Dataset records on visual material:
## start
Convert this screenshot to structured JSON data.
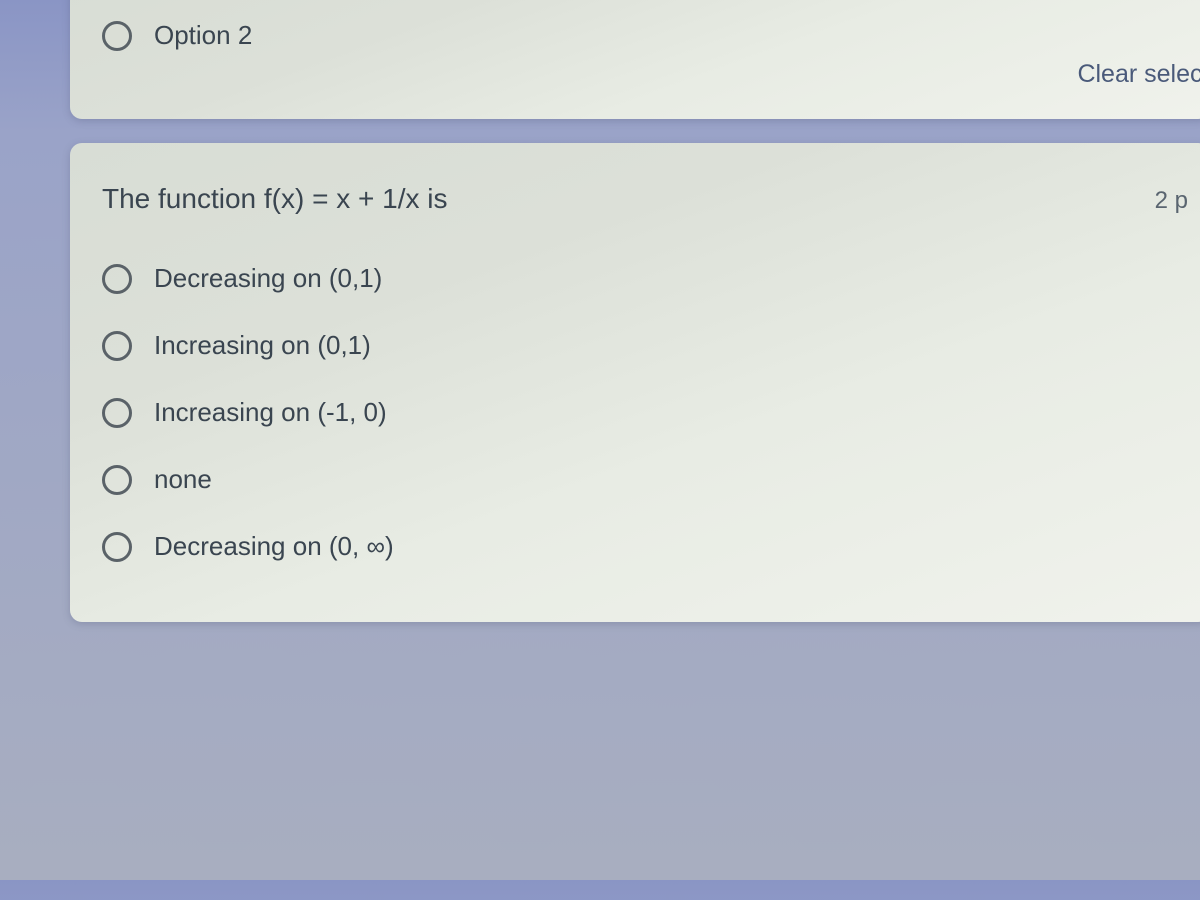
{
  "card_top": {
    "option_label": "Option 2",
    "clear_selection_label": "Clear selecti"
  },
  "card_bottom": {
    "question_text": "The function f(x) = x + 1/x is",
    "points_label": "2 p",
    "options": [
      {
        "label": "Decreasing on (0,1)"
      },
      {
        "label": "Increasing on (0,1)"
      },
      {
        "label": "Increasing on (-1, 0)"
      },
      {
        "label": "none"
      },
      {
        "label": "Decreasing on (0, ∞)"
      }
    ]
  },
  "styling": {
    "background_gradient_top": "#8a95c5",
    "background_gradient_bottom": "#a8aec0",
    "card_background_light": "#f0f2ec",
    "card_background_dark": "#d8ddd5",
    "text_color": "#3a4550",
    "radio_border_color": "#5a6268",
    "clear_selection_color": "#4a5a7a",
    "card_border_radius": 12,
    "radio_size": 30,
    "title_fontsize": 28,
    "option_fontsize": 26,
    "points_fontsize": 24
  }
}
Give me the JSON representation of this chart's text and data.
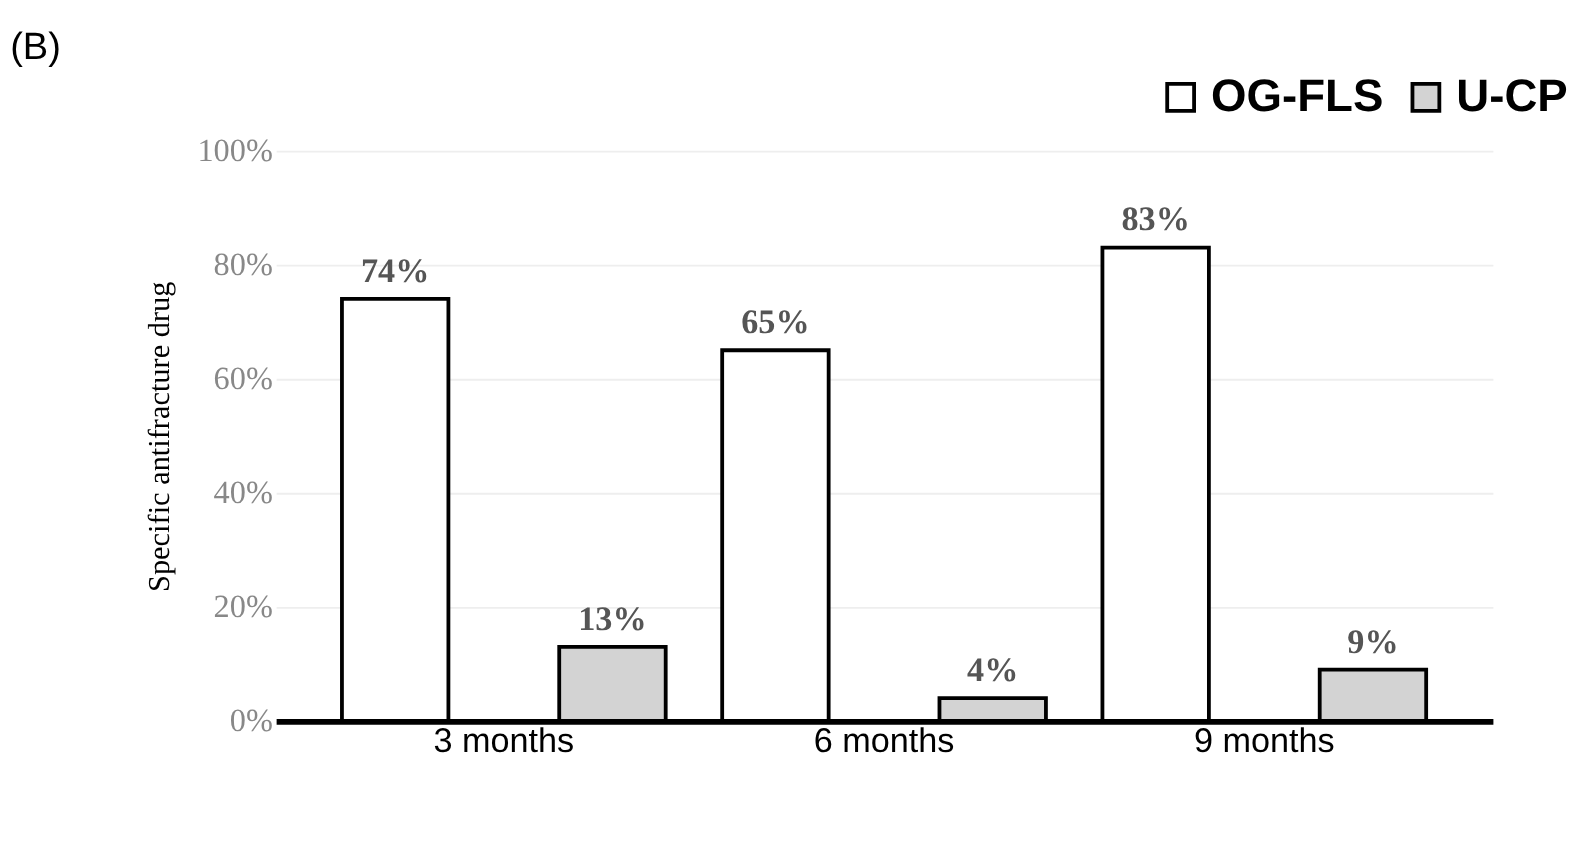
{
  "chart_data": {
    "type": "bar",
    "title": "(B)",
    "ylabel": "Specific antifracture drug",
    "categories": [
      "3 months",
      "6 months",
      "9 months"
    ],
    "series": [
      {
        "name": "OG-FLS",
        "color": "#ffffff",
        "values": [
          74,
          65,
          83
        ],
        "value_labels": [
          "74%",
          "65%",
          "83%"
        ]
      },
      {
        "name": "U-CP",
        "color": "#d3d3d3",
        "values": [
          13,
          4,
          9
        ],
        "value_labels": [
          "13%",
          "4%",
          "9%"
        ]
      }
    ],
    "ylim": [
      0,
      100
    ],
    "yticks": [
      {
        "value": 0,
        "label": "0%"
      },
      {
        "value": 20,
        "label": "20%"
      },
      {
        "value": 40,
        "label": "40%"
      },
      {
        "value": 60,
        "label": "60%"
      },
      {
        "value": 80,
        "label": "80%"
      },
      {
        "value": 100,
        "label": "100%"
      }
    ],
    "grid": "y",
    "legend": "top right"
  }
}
## end
* _SET EXERCISE_: Determine how many lines of the entries above carry the string "Decreasing", and give that number alone.

* _ANSWER TO THE EXERCISE_: 2